== WHAT YOU ARE ASKED TO DO ==
Each line below should be reproduced without any alteration.

◆ ◆ ◆ ◆

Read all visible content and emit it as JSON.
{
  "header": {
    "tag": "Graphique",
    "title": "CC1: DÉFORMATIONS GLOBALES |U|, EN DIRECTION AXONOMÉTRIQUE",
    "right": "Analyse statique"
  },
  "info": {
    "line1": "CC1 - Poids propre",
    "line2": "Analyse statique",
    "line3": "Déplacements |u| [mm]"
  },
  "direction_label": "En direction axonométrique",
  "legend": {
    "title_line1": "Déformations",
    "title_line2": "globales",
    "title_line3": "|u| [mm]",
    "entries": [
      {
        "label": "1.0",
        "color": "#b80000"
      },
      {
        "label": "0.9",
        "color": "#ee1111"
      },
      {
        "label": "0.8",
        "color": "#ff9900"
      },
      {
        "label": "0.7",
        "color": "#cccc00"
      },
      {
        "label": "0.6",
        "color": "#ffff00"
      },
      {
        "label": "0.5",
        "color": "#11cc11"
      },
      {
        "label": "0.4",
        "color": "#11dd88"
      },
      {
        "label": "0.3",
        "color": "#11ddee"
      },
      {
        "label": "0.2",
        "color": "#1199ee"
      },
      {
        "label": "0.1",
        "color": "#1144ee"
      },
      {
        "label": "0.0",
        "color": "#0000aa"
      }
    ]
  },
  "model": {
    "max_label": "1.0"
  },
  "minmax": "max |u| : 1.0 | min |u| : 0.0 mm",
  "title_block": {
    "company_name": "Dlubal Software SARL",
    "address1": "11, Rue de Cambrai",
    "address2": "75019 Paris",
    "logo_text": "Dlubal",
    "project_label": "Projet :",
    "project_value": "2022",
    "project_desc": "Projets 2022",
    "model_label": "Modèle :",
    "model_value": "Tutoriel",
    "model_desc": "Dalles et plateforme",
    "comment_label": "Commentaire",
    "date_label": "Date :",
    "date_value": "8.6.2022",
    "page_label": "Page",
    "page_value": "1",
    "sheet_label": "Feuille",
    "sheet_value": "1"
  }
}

◆ ◆ ◆ ◆

== OUTPUT ==
Read all visible content and emit it as JSON.
{
  "header": {
    "tag": "Graphique",
    "title": "CC1: DÉFORMATIONS GLOBALES |U|, EN DIRECTION AXONOMÉTRIQUE",
    "right": "Analyse statique"
  },
  "info": {
    "line1": "CC1 - Poids propre",
    "line2": "Analyse statique",
    "line3": "Déplacements |u| [mm]"
  },
  "direction_label": "En direction axonométrique",
  "legend": {
    "title_line1": "Déformations",
    "title_line2": "globales",
    "title_line3": "|u| [mm]",
    "entries": [
      {
        "label": "1.0",
        "color": "#b80000"
      },
      {
        "label": "0.9",
        "color": "#ee1111"
      },
      {
        "label": "0.8",
        "color": "#ff9900"
      },
      {
        "label": "0.7",
        "color": "#cccc00"
      },
      {
        "label": "0.6",
        "color": "#ffff00"
      },
      {
        "label": "0.5",
        "color": "#11cc11"
      },
      {
        "label": "0.4",
        "color": "#11dd88"
      },
      {
        "label": "0.3",
        "color": "#11ddee"
      },
      {
        "label": "0.2",
        "color": "#1199ee"
      },
      {
        "label": "0.1",
        "color": "#1144ee"
      },
      {
        "label": "0.0",
        "color": "#0000aa"
      }
    ]
  },
  "model": {
    "max_label": "1.0"
  },
  "minmax": "max |u| : 1.0 | min |u| : 0.0 mm",
  "title_block": {
    "company_name": "Dlubal Software SARL",
    "address1": "11, Rue de Cambrai",
    "address2": "75019 Paris",
    "logo_text": "Dlubal",
    "project_label": "Projet :",
    "project_value": "2022",
    "project_desc": "Projets 2022",
    "model_label": "Modèle :",
    "model_value": "Tutoriel",
    "model_desc": "Dalles et plateforme",
    "comment_label": "Commentaire",
    "date_label": "Date :",
    "date_value": "8.6.2022",
    "page_label": "Page",
    "page_value": "1",
    "sheet_label": "Feuille",
    "sheet_value": "1"
  }
}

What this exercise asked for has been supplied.